A run of records:

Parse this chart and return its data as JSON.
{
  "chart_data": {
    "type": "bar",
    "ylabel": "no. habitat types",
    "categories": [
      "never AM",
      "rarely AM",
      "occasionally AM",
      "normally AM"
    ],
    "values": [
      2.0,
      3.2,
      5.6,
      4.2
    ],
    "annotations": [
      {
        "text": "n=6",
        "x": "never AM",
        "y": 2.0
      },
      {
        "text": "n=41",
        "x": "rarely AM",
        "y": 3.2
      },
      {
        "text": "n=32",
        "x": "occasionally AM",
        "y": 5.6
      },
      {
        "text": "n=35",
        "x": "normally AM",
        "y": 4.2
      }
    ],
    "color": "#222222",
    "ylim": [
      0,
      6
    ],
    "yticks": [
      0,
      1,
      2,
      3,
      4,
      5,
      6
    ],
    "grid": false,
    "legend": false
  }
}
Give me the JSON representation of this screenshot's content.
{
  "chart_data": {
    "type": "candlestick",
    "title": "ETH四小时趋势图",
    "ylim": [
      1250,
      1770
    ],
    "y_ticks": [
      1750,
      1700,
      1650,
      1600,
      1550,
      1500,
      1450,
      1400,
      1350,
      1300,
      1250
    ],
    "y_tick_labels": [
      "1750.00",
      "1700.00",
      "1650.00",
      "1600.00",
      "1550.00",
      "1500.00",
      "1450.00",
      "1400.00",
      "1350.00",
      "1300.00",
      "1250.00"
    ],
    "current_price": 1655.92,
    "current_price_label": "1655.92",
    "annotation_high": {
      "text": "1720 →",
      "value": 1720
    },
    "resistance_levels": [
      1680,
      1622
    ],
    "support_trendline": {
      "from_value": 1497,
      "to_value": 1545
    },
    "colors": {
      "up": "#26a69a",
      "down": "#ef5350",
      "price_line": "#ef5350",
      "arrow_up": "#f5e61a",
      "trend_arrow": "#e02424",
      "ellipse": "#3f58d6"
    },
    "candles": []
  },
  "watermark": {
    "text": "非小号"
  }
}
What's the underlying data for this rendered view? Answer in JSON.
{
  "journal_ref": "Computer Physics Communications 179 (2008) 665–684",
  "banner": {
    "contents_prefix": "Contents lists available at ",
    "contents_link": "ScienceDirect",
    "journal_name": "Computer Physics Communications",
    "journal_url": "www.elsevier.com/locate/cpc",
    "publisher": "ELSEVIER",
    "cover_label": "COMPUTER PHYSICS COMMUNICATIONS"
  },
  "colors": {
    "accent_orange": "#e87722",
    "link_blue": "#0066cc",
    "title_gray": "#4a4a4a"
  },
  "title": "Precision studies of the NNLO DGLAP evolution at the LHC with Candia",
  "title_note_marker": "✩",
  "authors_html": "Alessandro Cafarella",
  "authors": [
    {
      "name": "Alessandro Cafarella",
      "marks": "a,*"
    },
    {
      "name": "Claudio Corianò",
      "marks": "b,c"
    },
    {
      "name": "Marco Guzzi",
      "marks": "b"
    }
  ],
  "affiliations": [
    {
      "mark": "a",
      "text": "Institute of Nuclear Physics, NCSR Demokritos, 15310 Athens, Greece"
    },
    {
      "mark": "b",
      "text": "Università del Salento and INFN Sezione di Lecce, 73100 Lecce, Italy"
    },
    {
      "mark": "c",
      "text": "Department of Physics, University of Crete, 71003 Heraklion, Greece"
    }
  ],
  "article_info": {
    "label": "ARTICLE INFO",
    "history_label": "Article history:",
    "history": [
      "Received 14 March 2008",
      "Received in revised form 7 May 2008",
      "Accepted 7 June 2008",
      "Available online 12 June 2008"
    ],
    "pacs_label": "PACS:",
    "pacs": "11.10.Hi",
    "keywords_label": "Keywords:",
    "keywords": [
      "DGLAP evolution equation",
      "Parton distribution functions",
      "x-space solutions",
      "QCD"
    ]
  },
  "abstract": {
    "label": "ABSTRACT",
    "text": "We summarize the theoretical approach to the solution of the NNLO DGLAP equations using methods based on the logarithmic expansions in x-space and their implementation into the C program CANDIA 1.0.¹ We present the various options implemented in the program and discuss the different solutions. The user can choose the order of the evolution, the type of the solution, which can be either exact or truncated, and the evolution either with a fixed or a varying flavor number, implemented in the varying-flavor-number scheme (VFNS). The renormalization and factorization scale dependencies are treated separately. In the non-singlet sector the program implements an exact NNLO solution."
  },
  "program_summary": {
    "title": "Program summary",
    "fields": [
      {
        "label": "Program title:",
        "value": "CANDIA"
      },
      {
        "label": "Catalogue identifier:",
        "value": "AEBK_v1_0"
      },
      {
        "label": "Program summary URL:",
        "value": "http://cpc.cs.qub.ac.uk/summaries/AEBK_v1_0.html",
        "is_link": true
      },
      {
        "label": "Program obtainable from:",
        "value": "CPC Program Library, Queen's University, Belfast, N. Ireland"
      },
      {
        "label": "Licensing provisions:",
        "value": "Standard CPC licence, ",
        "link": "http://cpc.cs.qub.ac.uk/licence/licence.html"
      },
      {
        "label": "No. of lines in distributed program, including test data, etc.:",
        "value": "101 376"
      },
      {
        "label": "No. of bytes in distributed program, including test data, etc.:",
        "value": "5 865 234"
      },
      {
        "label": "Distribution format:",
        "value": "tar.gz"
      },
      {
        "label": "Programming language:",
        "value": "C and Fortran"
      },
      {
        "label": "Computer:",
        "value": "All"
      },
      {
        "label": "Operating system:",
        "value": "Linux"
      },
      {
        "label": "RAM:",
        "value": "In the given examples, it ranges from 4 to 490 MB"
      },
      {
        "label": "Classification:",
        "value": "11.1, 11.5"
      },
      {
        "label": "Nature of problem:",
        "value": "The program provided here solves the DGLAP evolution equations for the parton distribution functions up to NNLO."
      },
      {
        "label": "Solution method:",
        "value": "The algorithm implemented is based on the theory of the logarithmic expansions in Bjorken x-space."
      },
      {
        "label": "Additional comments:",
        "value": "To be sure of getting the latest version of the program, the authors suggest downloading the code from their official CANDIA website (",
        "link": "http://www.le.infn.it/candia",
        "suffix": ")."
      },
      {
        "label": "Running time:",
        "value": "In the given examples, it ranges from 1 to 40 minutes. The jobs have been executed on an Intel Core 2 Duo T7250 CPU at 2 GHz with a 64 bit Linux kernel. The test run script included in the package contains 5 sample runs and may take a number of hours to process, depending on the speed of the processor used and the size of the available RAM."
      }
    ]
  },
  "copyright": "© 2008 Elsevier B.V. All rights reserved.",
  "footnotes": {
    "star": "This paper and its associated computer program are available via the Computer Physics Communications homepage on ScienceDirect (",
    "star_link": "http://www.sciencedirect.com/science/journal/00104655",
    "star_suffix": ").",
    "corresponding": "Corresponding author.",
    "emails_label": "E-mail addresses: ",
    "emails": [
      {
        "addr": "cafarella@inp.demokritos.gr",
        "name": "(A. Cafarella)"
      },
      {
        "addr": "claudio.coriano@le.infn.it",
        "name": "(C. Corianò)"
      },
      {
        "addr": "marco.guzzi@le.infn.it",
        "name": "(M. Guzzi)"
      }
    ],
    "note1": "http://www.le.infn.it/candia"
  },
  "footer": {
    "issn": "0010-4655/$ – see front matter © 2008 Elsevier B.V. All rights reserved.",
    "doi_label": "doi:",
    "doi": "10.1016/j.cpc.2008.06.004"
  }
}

--

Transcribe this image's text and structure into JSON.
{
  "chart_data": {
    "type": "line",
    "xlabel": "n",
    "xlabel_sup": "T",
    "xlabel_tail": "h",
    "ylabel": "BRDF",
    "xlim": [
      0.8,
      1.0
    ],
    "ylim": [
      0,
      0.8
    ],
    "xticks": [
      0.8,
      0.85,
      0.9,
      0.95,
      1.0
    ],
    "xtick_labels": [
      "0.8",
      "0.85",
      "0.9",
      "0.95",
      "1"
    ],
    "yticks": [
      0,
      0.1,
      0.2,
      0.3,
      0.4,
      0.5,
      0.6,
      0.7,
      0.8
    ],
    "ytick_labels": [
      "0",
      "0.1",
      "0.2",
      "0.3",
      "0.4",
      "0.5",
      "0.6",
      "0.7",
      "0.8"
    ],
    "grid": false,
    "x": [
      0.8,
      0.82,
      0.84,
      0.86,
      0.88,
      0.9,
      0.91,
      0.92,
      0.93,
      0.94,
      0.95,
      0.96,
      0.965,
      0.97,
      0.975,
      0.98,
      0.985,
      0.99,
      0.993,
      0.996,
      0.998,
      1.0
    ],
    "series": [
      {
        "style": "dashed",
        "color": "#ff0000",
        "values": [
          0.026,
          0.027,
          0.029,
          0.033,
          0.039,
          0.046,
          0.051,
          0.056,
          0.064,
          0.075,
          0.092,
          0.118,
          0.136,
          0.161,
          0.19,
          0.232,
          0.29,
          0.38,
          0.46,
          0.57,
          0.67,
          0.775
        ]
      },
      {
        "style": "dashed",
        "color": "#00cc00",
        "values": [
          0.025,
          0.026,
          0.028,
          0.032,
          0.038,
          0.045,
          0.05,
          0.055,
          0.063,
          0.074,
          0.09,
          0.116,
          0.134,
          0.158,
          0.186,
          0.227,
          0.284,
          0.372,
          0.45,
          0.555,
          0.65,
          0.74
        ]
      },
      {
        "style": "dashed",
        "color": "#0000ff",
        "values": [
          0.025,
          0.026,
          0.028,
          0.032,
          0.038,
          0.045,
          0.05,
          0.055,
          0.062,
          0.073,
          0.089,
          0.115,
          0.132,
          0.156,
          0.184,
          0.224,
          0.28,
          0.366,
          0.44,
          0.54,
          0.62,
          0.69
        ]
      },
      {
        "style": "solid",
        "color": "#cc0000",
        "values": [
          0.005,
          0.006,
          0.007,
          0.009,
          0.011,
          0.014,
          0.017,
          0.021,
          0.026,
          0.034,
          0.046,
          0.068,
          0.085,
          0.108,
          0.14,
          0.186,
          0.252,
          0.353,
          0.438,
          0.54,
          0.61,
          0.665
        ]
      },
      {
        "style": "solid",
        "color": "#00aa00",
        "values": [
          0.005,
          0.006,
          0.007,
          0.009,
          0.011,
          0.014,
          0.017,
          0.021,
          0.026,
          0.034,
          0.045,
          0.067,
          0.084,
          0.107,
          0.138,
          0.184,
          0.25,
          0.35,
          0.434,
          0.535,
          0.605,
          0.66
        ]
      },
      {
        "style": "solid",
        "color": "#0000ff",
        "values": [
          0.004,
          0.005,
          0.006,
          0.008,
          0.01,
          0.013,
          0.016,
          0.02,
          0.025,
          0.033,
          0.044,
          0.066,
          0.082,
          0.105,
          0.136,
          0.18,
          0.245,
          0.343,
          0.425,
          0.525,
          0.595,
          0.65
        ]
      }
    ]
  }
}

==

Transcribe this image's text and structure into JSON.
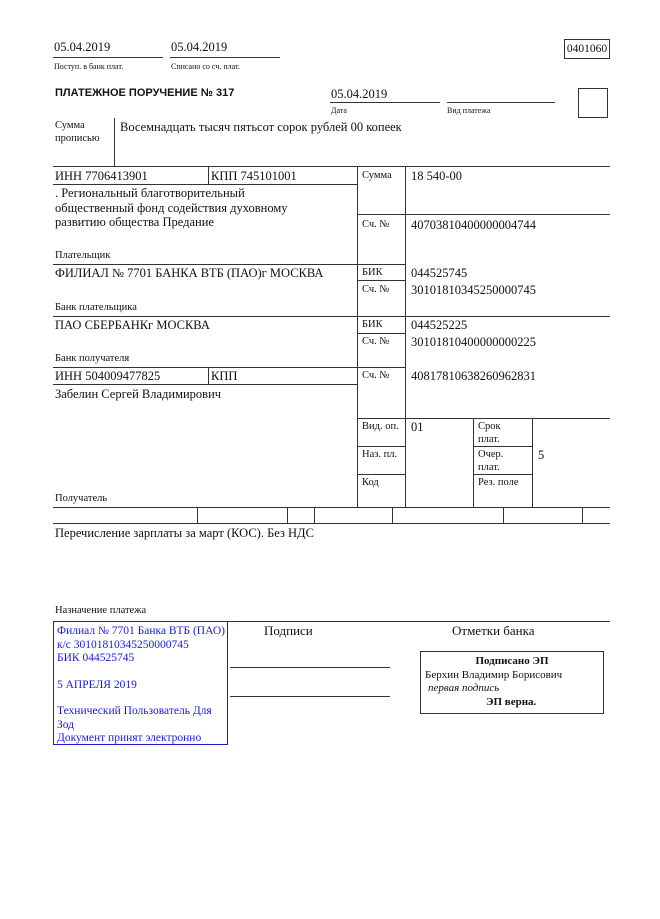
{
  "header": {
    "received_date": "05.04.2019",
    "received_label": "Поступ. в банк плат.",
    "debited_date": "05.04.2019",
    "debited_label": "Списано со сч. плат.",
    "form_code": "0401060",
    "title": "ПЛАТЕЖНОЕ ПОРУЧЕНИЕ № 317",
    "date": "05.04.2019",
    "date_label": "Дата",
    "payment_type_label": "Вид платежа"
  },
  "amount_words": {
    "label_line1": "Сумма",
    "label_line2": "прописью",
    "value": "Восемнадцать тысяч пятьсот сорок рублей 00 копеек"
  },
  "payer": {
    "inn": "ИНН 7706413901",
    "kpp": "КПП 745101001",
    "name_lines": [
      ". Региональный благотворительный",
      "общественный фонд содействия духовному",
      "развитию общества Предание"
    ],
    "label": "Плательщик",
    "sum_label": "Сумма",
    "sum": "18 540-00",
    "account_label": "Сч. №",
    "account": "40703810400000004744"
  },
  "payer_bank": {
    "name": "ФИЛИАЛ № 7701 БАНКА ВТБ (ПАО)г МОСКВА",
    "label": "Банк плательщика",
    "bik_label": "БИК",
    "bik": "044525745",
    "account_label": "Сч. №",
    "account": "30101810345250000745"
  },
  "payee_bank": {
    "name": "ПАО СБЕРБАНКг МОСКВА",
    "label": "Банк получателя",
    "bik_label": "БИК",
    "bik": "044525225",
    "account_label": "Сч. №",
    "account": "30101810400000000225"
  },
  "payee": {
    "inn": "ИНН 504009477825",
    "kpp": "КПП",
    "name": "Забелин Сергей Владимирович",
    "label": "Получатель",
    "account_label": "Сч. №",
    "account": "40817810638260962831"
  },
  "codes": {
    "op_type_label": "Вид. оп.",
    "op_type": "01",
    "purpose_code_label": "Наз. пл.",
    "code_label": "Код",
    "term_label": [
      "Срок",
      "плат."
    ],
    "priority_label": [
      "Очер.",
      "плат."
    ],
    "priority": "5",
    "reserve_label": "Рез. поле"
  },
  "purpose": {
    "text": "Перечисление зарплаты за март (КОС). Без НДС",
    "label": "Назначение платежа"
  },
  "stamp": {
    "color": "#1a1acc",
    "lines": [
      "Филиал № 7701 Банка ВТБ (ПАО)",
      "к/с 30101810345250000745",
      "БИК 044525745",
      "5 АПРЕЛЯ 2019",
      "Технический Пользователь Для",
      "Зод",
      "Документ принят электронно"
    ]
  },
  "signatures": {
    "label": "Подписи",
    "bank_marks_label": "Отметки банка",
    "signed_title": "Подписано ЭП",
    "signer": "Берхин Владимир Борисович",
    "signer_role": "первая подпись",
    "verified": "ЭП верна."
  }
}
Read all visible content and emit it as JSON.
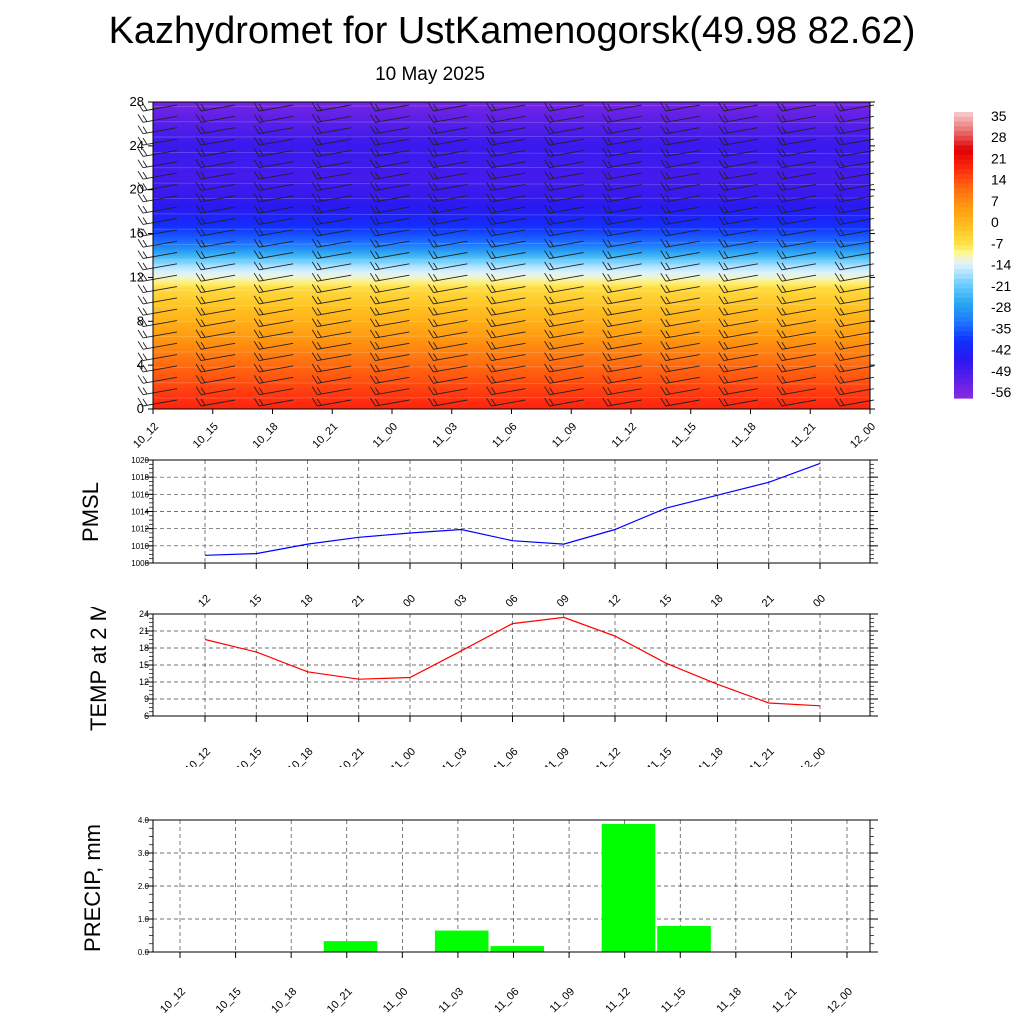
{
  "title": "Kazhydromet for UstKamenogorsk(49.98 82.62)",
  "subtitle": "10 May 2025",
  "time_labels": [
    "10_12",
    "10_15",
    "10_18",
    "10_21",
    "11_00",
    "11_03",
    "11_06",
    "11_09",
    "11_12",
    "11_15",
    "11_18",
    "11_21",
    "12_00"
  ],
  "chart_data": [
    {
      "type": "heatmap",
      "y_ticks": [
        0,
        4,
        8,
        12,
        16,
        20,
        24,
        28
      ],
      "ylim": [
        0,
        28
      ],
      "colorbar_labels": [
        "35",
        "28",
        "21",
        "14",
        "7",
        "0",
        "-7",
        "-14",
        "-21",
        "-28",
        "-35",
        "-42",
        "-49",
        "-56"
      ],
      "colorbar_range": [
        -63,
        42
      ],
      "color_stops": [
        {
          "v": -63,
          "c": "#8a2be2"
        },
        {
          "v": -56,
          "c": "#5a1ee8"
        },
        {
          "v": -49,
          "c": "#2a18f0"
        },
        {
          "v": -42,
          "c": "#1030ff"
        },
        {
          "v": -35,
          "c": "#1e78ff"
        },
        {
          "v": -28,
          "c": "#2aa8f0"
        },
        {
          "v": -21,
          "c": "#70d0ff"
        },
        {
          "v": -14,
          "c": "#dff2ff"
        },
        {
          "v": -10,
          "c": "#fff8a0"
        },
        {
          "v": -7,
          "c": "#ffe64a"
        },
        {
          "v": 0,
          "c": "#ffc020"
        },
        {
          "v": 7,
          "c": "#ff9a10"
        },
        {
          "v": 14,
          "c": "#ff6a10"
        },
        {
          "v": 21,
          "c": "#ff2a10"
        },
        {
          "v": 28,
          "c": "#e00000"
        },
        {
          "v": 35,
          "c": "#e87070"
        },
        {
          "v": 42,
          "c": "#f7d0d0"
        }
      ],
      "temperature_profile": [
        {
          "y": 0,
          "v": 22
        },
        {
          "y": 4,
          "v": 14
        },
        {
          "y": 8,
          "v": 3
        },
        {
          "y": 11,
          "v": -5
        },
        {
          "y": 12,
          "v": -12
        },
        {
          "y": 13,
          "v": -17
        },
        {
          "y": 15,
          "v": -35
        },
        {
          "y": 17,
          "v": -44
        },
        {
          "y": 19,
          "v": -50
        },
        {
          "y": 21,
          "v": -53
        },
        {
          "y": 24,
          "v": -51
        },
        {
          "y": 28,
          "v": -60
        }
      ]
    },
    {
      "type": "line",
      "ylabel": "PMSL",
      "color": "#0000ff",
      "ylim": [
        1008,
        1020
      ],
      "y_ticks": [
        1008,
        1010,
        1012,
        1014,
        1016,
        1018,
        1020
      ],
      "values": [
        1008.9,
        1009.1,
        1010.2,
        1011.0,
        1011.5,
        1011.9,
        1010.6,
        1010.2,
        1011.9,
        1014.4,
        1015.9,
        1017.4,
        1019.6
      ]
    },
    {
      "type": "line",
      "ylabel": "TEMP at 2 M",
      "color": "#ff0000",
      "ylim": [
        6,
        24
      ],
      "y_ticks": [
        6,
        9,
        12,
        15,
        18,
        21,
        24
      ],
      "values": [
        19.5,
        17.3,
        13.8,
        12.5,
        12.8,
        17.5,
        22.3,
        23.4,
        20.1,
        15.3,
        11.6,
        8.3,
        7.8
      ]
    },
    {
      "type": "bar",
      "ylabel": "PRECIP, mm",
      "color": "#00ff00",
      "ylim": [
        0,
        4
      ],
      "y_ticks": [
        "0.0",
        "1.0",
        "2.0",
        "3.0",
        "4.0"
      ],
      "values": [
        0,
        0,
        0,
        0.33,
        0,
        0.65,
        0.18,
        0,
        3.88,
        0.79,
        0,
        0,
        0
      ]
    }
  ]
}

• **TASK TO COMPLETE**: List all lines holding the string "University".

• **SOLVED EXERCISE**:
      "text": "Department of Physics, University of Crete, 71003 Heraklion, Greece"
        "value": "CPC Program Library, Queen's University, Belfast, N. Ireland"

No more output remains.